## Work to be completed
Pull out every line from the listing that has the word "percent".
--- Start of Data to process ---
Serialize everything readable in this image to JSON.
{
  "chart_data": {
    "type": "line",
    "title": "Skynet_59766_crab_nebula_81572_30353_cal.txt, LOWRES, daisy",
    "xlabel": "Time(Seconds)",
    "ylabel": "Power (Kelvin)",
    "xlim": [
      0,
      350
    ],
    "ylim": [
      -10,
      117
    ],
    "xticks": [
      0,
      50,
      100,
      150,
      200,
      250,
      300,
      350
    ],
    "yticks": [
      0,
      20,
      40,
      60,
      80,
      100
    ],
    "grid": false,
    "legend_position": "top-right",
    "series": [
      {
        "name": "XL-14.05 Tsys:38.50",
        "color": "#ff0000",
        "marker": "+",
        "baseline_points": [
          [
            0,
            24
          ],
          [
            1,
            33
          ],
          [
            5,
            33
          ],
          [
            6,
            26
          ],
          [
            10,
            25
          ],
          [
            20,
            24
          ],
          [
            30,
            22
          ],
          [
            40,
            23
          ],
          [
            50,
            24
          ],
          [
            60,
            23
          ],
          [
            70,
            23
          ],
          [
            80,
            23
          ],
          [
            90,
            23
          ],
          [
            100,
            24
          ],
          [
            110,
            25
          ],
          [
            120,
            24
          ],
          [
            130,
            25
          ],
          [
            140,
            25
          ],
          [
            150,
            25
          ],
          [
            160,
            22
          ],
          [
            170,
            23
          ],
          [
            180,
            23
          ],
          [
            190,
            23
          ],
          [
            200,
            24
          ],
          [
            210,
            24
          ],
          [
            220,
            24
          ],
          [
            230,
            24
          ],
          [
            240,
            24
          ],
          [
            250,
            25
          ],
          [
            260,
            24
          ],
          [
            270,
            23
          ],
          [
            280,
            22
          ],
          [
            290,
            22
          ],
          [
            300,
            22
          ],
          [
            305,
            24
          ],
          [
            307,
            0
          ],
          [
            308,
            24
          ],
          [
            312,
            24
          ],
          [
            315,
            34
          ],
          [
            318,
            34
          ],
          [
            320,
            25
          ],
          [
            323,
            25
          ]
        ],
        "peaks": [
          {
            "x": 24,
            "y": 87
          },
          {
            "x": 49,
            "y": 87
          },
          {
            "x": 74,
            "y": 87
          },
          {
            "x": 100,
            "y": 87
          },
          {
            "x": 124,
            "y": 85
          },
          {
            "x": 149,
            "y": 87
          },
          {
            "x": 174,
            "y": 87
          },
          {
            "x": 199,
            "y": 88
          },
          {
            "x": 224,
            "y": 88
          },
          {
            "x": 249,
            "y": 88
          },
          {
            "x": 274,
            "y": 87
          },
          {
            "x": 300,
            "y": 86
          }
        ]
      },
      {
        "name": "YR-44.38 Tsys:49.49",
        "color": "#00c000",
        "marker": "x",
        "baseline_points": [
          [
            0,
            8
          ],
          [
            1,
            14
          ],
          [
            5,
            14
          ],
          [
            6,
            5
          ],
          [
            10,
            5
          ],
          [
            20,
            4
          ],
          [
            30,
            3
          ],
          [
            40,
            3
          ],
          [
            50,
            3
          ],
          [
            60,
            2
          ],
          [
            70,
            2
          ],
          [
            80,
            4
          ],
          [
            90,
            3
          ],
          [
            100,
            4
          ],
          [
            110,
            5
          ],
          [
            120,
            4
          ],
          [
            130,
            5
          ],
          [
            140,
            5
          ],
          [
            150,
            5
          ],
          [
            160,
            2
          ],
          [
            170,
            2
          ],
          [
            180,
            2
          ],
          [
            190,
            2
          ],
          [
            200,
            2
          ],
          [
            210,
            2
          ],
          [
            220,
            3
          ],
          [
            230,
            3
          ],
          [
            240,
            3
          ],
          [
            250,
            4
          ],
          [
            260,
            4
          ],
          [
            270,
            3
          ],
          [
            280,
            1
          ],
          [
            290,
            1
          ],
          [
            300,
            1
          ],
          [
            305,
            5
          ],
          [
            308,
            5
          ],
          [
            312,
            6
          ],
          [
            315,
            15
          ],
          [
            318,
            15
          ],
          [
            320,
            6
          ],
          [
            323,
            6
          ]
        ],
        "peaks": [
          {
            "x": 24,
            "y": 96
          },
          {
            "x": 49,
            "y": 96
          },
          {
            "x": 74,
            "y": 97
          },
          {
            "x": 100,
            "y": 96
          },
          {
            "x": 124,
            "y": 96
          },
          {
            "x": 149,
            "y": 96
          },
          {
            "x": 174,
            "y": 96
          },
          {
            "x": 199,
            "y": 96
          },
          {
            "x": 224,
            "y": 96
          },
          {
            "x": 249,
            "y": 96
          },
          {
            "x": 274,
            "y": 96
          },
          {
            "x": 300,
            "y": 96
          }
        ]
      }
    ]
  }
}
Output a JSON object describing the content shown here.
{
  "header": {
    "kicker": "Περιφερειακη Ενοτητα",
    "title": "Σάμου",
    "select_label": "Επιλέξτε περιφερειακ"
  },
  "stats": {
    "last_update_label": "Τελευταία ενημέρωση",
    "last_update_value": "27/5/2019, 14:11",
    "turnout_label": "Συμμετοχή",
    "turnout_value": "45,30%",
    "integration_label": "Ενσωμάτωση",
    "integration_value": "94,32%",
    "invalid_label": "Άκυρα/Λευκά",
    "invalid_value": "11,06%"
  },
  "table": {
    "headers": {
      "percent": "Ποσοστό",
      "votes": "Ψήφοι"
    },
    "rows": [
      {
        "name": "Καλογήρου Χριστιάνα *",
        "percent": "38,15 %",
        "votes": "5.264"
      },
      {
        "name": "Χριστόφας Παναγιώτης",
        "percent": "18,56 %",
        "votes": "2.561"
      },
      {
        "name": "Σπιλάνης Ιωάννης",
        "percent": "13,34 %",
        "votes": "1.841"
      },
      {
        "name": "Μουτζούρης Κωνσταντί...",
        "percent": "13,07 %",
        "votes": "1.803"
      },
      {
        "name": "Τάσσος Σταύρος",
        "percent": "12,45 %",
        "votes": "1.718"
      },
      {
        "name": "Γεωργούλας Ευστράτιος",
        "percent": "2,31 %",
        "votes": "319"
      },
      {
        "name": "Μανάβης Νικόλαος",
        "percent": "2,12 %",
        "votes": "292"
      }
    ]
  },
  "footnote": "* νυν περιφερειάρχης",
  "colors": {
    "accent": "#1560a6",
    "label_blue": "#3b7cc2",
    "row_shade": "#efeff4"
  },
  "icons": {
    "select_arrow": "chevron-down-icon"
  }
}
--- End of Data to process ---
## Result of the task
      "percent": "Ποσοστό",
        "percent": "38,15 %",
        "percent": "18,56 %",
        "percent": "13,34 %",
        "percent": "13,07 %",
        "percent": "12,45 %",
        "percent": "2,31 %",
        "percent": "2,12 %",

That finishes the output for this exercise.